[Figure record extracts]
· · · ·

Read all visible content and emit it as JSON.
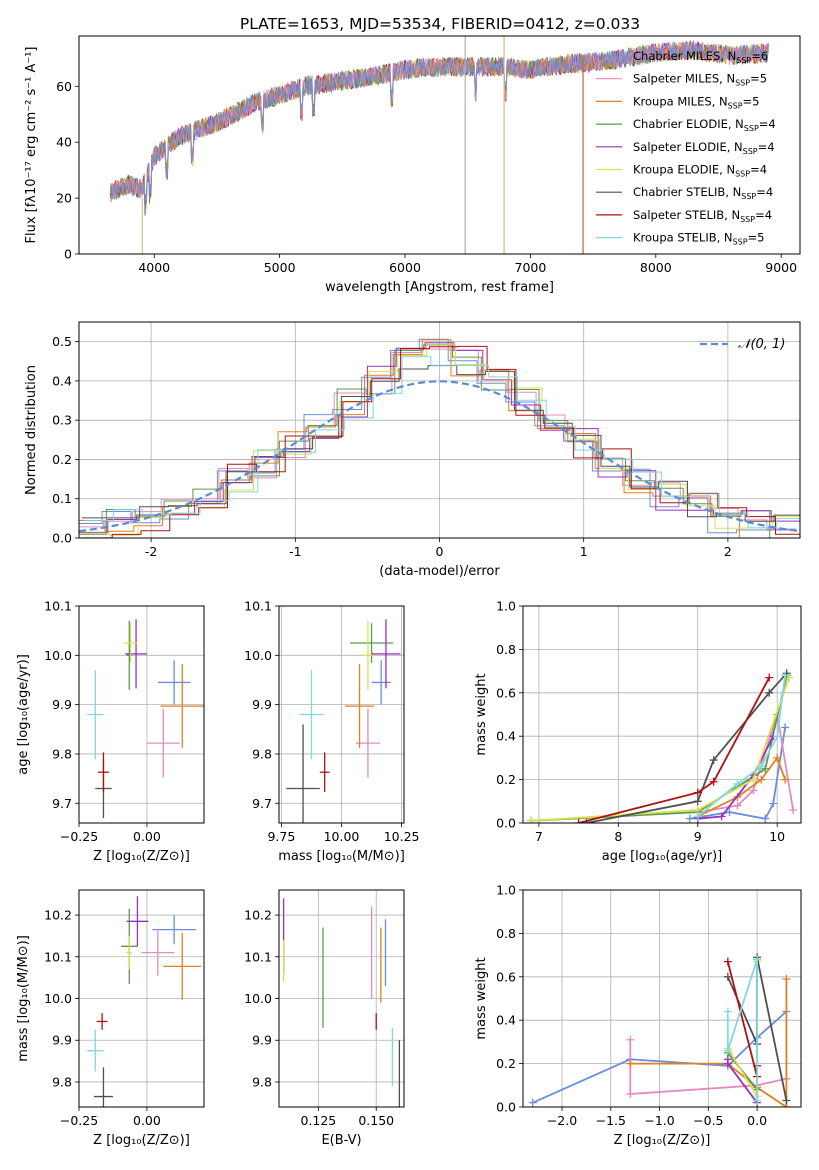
{
  "title": "PLATE=1653, MJD=53534, FIBERID=0412, z=0.033",
  "models": [
    {
      "name": "Chabrier MILES, N_SSP=6",
      "label_main": "Chabrier MILES, N",
      "label_sub": "SSP",
      "label_tail": "=6",
      "color": "#6a8fd8"
    },
    {
      "name": "Salpeter MILES, N_SSP=5",
      "label_main": "Salpeter MILES, N",
      "label_sub": "SSP",
      "label_tail": "=5",
      "color": "#e58ac0"
    },
    {
      "name": "Kroupa MILES, N_SSP=5",
      "label_main": "Kroupa MILES, N",
      "label_sub": "SSP",
      "label_tail": "=5",
      "color": "#e08020"
    },
    {
      "name": "Chabrier ELODIE, N_SSP=4",
      "label_main": "Chabrier ELODIE, N",
      "label_sub": "SSP",
      "label_tail": "=4",
      "color": "#5c9a4c"
    },
    {
      "name": "Salpeter ELODIE, N_SSP=4",
      "label_main": "Salpeter ELODIE, N",
      "label_sub": "SSP",
      "label_tail": "=4",
      "color": "#9a30c0"
    },
    {
      "name": "Kroupa ELODIE, N_SSP=4",
      "label_main": "Kroupa ELODIE, N",
      "label_sub": "SSP",
      "label_tail": "=4",
      "color": "#d8e050"
    },
    {
      "name": "Chabrier STELIB, N_SSP=4",
      "label_main": "Chabrier STELIB, N",
      "label_sub": "SSP",
      "label_tail": "=4",
      "color": "#505050"
    },
    {
      "name": "Salpeter STELIB, N_SSP=4",
      "label_main": "Salpeter STELIB, N",
      "label_sub": "SSP",
      "label_tail": "=4",
      "color": "#b01010"
    },
    {
      "name": "Kroupa STELIB, N_SSP=5",
      "label_main": "Kroupa STELIB, N",
      "label_sub": "SSP",
      "label_tail": "=5",
      "color": "#80d8e0"
    }
  ],
  "chart_data": [
    {
      "id": "spectrum",
      "type": "line",
      "xlabel": "wavelength [Angstrom, rest frame]",
      "ylabel": "Flux [fλ10⁻¹⁷ erg cm⁻² s⁻¹ A⁻¹]",
      "xlim": [
        3400,
        9150
      ],
      "ylim": [
        0,
        78
      ],
      "xticks": [
        4000,
        5000,
        6000,
        7000,
        8000,
        9000
      ],
      "yticks": [
        0,
        20,
        40,
        60
      ],
      "spectrum_envelope_x": [
        3650,
        3800,
        3900,
        4000,
        4200,
        4500,
        4800,
        5000,
        5200,
        5500,
        5800,
        6000,
        6300,
        6500,
        6800,
        7000,
        7300,
        7600,
        8000,
        8300,
        8600,
        8900
      ],
      "spectrum_envelope_y": [
        22,
        25,
        23,
        35,
        42,
        47,
        54,
        57,
        60,
        62,
        64,
        66,
        67,
        67,
        67,
        66,
        68,
        69,
        72,
        73,
        71,
        72
      ],
      "absorption_lines_x": [
        3934,
        3969,
        4102,
        4304,
        4861,
        5175,
        5270,
        5892,
        6563,
        6800
      ],
      "legend_location": "upper right",
      "grid": false
    },
    {
      "id": "residuals",
      "type": "area",
      "xlabel": "(data-model)/error",
      "ylabel": "Normed distribution",
      "xlim": [
        -2.5,
        2.5
      ],
      "ylim": [
        0,
        0.55
      ],
      "xticks": [
        -2,
        -1,
        0,
        1,
        2
      ],
      "yticks": [
        0,
        0.1,
        0.2,
        0.3,
        0.4,
        0.5
      ],
      "reference_label": "𝒩(0, 1)",
      "reference_color": "#5b8ad8",
      "hist_x": [
        -2.4,
        -2.2,
        -2.0,
        -1.8,
        -1.6,
        -1.4,
        -1.2,
        -1.0,
        -0.8,
        -0.6,
        -0.4,
        -0.2,
        0.0,
        0.2,
        0.4,
        0.6,
        0.8,
        1.0,
        1.2,
        1.4,
        1.6,
        1.8,
        2.0,
        2.2,
        2.4
      ],
      "hist_y": [
        0.025,
        0.035,
        0.055,
        0.08,
        0.11,
        0.15,
        0.19,
        0.24,
        0.29,
        0.34,
        0.4,
        0.45,
        0.47,
        0.45,
        0.41,
        0.35,
        0.29,
        0.24,
        0.19,
        0.15,
        0.11,
        0.08,
        0.05,
        0.035,
        0.025
      ],
      "grid": true,
      "legend_location": "upper right"
    },
    {
      "id": "age_vs_Z",
      "type": "scatter",
      "xlabel": "Z [log₁₀(Z/Z⊙)]",
      "ylabel": "age  [log₁₀(age/yr)]",
      "xlim": [
        -0.25,
        0.21
      ],
      "ylim": [
        9.66,
        10.1
      ],
      "xticks": [
        -0.25,
        0.0
      ],
      "xtick_labels": [
        "−0.25",
        "0.00"
      ],
      "yticks": [
        9.7,
        9.8,
        9.9,
        10.0,
        10.1
      ],
      "points": [
        {
          "x": 0.1,
          "y": 9.945,
          "xerr": 0.06,
          "yerr": 0.045
        },
        {
          "x": 0.06,
          "y": 9.822,
          "xerr": 0.06,
          "yerr": 0.07
        },
        {
          "x": 0.13,
          "y": 9.897,
          "xerr": 0.08,
          "yerr": 0.085
        },
        {
          "x": -0.065,
          "y": 10.0,
          "xerr": 0.01,
          "yerr": 0.07
        },
        {
          "x": -0.04,
          "y": 10.003,
          "xerr": 0.04,
          "yerr": 0.07
        },
        {
          "x": -0.06,
          "y": 10.025,
          "xerr": 0.025,
          "yerr": 0.04
        },
        {
          "x": -0.16,
          "y": 9.73,
          "xerr": 0.03,
          "yerr": 0.06
        },
        {
          "x": -0.16,
          "y": 9.763,
          "xerr": 0.02,
          "yerr": 0.04
        },
        {
          "x": -0.19,
          "y": 9.88,
          "xerr": 0.03,
          "yerr": 0.09
        }
      ],
      "grid": true
    },
    {
      "id": "age_vs_mass",
      "type": "scatter",
      "xlabel": "mass [log₁₀(M/M⊙)]",
      "ylabel": "",
      "xlim": [
        9.74,
        10.26
      ],
      "ylim": [
        9.66,
        10.1
      ],
      "xticks": [
        9.75,
        10.0,
        10.25
      ],
      "xtick_labels": [
        "9.75",
        "10.00",
        "10.25"
      ],
      "yticks": [
        9.7,
        9.8,
        9.9,
        10.0,
        10.1
      ],
      "points": [
        {
          "x": 10.165,
          "y": 9.945,
          "xerr": 0.04,
          "yerr": 0.045
        },
        {
          "x": 10.11,
          "y": 9.822,
          "xerr": 0.05,
          "yerr": 0.07
        },
        {
          "x": 10.075,
          "y": 9.897,
          "xerr": 0.06,
          "yerr": 0.085
        },
        {
          "x": 10.125,
          "y": 10.025,
          "xerr": 0.09,
          "yerr": 0.04
        },
        {
          "x": 10.185,
          "y": 10.003,
          "xerr": 0.06,
          "yerr": 0.07
        },
        {
          "x": 10.11,
          "y": 10.0,
          "xerr": 0.03,
          "yerr": 0.07
        },
        {
          "x": 9.84,
          "y": 9.73,
          "xerr": 0.07,
          "yerr": 0.13
        },
        {
          "x": 9.93,
          "y": 9.763,
          "xerr": 0.02,
          "yerr": 0.04
        },
        {
          "x": 9.875,
          "y": 9.88,
          "xerr": 0.05,
          "yerr": 0.09
        }
      ],
      "grid": true
    },
    {
      "id": "weight_vs_age",
      "type": "line",
      "xlabel": "age  [log₁₀(age/yr)]",
      "ylabel": "mass weight",
      "xlim": [
        6.8,
        10.3
      ],
      "ylim": [
        0,
        1.0
      ],
      "xticks": [
        7,
        8,
        9,
        10
      ],
      "yticks": [
        0,
        0.2,
        0.4,
        0.6,
        0.8,
        1.0
      ],
      "series": [
        {
          "x": [
            8.9,
            9.4,
            9.85,
            9.95,
            10.1
          ],
          "y": [
            0.02,
            0.05,
            0.02,
            0.09,
            0.44
          ]
        },
        {
          "x": [
            9.0,
            9.5,
            9.7,
            10.0,
            10.2
          ],
          "y": [
            0.05,
            0.08,
            0.15,
            0.5,
            0.06
          ]
        },
        {
          "x": [
            9.0,
            9.5,
            9.8,
            10.0,
            10.1
          ],
          "y": [
            0.03,
            0.12,
            0.2,
            0.3,
            0.2
          ]
        },
        {
          "x": [
            6.9,
            9.0,
            9.85,
            10.12
          ],
          "y": [
            0.01,
            0.05,
            0.25,
            0.68
          ]
        },
        {
          "x": [
            9.0,
            9.3,
            9.7,
            9.95
          ],
          "y": [
            0.02,
            0.03,
            0.22,
            0.4
          ]
        },
        {
          "x": [
            6.9,
            9.0,
            9.7,
            10.15
          ],
          "y": [
            0.01,
            0.06,
            0.2,
            0.67
          ]
        },
        {
          "x": [
            7.6,
            9.0,
            9.2,
            9.9,
            10.12
          ],
          "y": [
            0.0,
            0.1,
            0.29,
            0.6,
            0.69
          ]
        },
        {
          "x": [
            7.5,
            9.0,
            9.2,
            9.9
          ],
          "y": [
            0.0,
            0.14,
            0.19,
            0.67
          ]
        },
        {
          "x": [
            9.0,
            9.5,
            9.8,
            10.0,
            10.1
          ],
          "y": [
            0.03,
            0.18,
            0.26,
            0.4,
            0.68
          ]
        }
      ],
      "grid": true
    },
    {
      "id": "mass_vs_Z",
      "type": "scatter",
      "xlabel": "Z [log₁₀(Z/Z⊙)]",
      "ylabel": "mass [log₁₀(M/M⊙)]",
      "xlim": [
        -0.25,
        0.21
      ],
      "ylim": [
        9.74,
        10.26
      ],
      "xticks": [
        -0.25,
        0.0
      ],
      "xtick_labels": [
        "−0.25",
        "0.00"
      ],
      "yticks": [
        9.8,
        9.9,
        10.0,
        10.1,
        10.2
      ],
      "points": [
        {
          "x": 0.1,
          "y": 10.165,
          "xerr": 0.08,
          "yerr": 0.035
        },
        {
          "x": 0.04,
          "y": 10.11,
          "xerr": 0.06,
          "yerr": 0.055
        },
        {
          "x": 0.13,
          "y": 10.077,
          "xerr": 0.07,
          "yerr": 0.08
        },
        {
          "x": -0.065,
          "y": 10.125,
          "xerr": 0.03,
          "yerr": 0.09
        },
        {
          "x": -0.035,
          "y": 10.185,
          "xerr": 0.04,
          "yerr": 0.06
        },
        {
          "x": -0.065,
          "y": 10.11,
          "xerr": 0.01,
          "yerr": 0.04
        },
        {
          "x": -0.16,
          "y": 9.765,
          "xerr": 0.035,
          "yerr": 0.07
        },
        {
          "x": -0.165,
          "y": 9.945,
          "xerr": 0.02,
          "yerr": 0.02
        },
        {
          "x": -0.19,
          "y": 9.875,
          "xerr": 0.03,
          "yerr": 0.05
        }
      ],
      "grid": true
    },
    {
      "id": "mass_vs_EBV",
      "type": "scatter",
      "xlabel": "E(B-V)",
      "ylabel": "",
      "xlim": [
        0.108,
        0.162
      ],
      "ylim": [
        9.74,
        10.26
      ],
      "xticks": [
        0.125,
        0.15
      ],
      "xtick_labels": [
        "0.125",
        "0.150"
      ],
      "yticks": [
        9.8,
        9.9,
        10.0,
        10.1,
        10.2
      ],
      "points": [
        {
          "x": 0.154,
          "y": 10.11,
          "yerr": 0.08
        },
        {
          "x": 0.148,
          "y": 10.11,
          "yerr": 0.11
        },
        {
          "x": 0.152,
          "y": 10.08,
          "yerr": 0.09
        },
        {
          "x": 0.127,
          "y": 10.05,
          "yerr": 0.12
        },
        {
          "x": 0.11,
          "y": 10.15,
          "yerr": 0.09
        },
        {
          "x": 0.11,
          "y": 10.09,
          "yerr": 0.05
        },
        {
          "x": 0.16,
          "y": 9.76,
          "yerr": 0.14
        },
        {
          "x": 0.15,
          "y": 9.945,
          "yerr": 0.02
        },
        {
          "x": 0.157,
          "y": 9.86,
          "yerr": 0.07
        }
      ],
      "grid": true
    },
    {
      "id": "weight_vs_Z",
      "type": "line",
      "xlabel": "Z [log₁₀(Z/Z⊙)]",
      "ylabel": "mass weight",
      "xlim": [
        -2.4,
        0.45
      ],
      "ylim": [
        0,
        1.0
      ],
      "xticks": [
        -2.0,
        -1.5,
        -1.0,
        -0.5,
        0.0
      ],
      "xtick_labels": [
        "−2.0",
        "−1.5",
        "−1.0",
        "−0.5",
        "0.0"
      ],
      "yticks": [
        0,
        0.2,
        0.4,
        0.6,
        0.8,
        1.0
      ],
      "series": [
        {
          "x": [
            -2.3,
            -1.3,
            -0.3,
            0.0,
            0.3
          ],
          "y": [
            0.02,
            0.22,
            0.19,
            0.32,
            0.44
          ]
        },
        {
          "x": [
            -1.3,
            -1.3,
            0.0,
            0.3
          ],
          "y": [
            0.31,
            0.06,
            0.1,
            0.13
          ]
        },
        {
          "x": [
            -1.3,
            -0.3,
            0.0,
            0.3,
            0.3
          ],
          "y": [
            0.2,
            0.2,
            0.09,
            0.0,
            0.59
          ]
        },
        {
          "x": [
            -0.3,
            0.0,
            0.0
          ],
          "y": [
            0.25,
            0.08,
            0.68
          ]
        },
        {
          "x": [
            -0.3,
            -0.3,
            0.0
          ],
          "y": [
            0.22,
            0.2,
            0.02
          ]
        },
        {
          "x": [
            -0.3,
            0.0,
            0.0
          ],
          "y": [
            0.27,
            0.05,
            0.67
          ]
        },
        {
          "x": [
            -0.3,
            0.0,
            0.0,
            0.3
          ],
          "y": [
            0.6,
            0.29,
            0.69,
            0.03
          ]
        },
        {
          "x": [
            -0.3,
            0.0,
            0.0
          ],
          "y": [
            0.67,
            0.14,
            0.19
          ]
        },
        {
          "x": [
            -0.3,
            -0.3,
            0.0,
            0.0
          ],
          "y": [
            0.44,
            0.26,
            0.68,
            0.03
          ]
        }
      ],
      "grid": true
    }
  ]
}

· · · ·

■ WHAT YOU NEED TO DO:
From the data above, gather every line that includes the word "STELIB".

■ FULL ANSWER:
      "name": "Chabrier STELIB, N_SSP=4",
      "label_main": "Chabrier STELIB, N",
      "name": "Salpeter STELIB, N_SSP=4",
      "label_main": "Salpeter STELIB, N",
      "name": "Kroupa STELIB, N_SSP=5",
      "label_main": "Kroupa STELIB, N",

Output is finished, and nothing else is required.